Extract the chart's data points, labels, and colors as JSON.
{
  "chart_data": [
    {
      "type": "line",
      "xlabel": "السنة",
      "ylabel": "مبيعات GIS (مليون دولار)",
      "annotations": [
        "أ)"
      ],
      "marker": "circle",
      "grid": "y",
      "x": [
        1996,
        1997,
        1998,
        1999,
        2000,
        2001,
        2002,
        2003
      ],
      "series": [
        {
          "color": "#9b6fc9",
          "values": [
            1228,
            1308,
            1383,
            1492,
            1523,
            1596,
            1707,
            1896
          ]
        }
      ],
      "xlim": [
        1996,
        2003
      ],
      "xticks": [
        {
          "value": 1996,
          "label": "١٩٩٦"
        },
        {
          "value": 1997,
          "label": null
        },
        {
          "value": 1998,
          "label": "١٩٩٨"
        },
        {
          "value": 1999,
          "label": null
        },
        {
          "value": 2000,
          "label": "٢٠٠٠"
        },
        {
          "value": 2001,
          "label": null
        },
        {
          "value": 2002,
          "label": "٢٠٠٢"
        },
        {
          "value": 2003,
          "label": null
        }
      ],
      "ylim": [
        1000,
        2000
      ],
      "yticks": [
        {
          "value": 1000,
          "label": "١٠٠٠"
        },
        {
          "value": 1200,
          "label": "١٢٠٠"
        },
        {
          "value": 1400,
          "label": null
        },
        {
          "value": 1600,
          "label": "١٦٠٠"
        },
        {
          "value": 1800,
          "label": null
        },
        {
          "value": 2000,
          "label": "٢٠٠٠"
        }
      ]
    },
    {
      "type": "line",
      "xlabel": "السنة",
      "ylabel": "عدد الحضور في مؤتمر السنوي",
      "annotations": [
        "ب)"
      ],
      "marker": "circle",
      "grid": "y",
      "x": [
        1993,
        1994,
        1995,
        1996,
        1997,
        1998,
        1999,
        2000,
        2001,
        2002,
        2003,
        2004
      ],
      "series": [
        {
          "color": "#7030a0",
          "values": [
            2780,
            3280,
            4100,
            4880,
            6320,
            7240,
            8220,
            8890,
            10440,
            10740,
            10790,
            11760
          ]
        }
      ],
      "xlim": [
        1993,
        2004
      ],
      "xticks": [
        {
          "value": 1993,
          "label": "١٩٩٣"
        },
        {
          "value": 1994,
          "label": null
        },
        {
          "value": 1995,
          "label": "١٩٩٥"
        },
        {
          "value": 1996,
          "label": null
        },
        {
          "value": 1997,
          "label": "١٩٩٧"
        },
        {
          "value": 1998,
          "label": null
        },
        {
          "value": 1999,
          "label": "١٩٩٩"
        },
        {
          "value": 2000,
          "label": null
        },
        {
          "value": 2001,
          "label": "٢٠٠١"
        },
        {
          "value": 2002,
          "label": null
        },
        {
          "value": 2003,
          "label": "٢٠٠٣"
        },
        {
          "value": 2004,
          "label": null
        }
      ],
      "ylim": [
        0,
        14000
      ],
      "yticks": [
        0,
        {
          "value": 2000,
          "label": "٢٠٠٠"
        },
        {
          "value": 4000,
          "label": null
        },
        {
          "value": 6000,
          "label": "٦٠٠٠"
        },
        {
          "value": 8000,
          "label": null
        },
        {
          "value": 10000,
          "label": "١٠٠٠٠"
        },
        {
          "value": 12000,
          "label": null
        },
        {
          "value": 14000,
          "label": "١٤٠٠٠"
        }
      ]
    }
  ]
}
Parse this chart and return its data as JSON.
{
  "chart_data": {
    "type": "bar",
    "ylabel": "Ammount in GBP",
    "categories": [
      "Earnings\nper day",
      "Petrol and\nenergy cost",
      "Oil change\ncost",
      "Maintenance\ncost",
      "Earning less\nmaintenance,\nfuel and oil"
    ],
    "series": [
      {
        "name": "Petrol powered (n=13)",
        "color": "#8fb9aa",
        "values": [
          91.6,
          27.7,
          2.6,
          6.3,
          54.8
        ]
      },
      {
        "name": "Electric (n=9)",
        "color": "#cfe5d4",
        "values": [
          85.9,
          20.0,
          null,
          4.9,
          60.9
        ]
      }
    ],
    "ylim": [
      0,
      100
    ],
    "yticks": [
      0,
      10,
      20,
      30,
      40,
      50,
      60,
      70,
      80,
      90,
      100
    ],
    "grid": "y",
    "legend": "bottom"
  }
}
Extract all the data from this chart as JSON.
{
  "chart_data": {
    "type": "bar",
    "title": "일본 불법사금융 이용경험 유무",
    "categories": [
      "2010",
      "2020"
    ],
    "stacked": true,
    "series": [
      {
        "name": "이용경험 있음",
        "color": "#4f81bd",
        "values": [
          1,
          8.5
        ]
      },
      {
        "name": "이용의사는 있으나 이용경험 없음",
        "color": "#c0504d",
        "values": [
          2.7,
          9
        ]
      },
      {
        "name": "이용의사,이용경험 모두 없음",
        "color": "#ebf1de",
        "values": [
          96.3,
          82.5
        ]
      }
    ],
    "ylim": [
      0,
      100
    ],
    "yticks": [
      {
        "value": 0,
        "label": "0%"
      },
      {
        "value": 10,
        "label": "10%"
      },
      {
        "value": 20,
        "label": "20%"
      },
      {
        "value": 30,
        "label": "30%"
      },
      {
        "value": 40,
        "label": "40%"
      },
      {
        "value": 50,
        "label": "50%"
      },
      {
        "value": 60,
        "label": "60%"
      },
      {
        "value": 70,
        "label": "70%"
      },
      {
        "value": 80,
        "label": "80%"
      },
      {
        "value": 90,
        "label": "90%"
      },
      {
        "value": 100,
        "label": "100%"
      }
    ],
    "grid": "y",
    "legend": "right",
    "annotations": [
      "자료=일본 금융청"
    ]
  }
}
● ● ● ● ● ● ●
TO DO | Return each line in the records that holds the string "name".

RESULT |
        "name": "Petrol powered (n=13)",
        "name": "Electric (n=9)",
        "name": "이용경험 있음",
        "name": "이용의사는 있으나 이용경험 없음",
        "name": "이용의사,이용경험 모두 없음",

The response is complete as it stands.